AIM OF THE TASK. In the entries below, find every line with "JSON" and copy it.

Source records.
— BEGIN —

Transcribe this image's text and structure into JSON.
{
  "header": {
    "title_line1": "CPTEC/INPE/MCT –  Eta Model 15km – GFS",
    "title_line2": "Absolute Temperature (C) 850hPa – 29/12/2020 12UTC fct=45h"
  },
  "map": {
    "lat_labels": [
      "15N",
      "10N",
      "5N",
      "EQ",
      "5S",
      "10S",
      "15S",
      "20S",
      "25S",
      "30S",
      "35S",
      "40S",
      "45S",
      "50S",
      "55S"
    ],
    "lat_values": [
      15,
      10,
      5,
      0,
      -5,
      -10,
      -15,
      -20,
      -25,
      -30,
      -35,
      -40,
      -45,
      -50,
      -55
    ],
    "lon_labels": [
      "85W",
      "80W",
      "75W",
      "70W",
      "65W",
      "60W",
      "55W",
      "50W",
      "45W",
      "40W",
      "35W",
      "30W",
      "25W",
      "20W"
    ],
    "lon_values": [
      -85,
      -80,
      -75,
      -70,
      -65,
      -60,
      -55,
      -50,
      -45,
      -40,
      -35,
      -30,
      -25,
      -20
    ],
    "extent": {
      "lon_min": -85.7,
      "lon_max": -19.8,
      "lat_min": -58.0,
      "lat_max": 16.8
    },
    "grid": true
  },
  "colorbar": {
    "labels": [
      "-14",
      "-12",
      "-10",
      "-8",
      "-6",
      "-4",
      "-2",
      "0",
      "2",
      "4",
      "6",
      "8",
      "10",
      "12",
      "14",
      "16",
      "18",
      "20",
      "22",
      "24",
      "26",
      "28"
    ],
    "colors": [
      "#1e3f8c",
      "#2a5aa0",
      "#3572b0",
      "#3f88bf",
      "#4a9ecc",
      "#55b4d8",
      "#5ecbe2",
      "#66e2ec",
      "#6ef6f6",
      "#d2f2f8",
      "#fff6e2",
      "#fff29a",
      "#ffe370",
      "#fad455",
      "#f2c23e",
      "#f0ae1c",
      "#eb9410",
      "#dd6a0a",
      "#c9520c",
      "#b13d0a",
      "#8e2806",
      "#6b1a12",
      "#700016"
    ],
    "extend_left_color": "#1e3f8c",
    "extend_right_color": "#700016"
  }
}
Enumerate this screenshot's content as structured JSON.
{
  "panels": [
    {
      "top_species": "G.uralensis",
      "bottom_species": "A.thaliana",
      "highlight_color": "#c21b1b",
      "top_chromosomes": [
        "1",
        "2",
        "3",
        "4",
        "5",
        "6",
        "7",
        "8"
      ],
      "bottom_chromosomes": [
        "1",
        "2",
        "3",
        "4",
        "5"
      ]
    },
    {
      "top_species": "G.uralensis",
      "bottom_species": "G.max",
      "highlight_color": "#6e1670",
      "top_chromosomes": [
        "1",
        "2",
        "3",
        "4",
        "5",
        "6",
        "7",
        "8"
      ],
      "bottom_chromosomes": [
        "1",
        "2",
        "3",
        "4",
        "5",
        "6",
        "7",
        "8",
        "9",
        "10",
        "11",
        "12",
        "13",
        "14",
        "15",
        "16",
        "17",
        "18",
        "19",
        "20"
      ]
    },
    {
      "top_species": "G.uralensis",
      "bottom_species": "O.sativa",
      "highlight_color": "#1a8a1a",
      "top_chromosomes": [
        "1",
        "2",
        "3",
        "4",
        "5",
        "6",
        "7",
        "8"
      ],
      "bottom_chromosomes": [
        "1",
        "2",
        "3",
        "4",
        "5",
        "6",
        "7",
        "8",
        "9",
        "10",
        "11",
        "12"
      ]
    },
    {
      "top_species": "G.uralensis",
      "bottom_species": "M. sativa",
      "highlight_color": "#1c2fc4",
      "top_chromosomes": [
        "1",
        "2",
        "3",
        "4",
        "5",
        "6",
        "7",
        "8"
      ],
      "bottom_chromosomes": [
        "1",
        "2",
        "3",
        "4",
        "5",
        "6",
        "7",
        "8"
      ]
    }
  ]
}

— END —

OUTPUT.
Transcribe this image's text and structure into JSON.
Enumerate this screenshot's content as structured JSON.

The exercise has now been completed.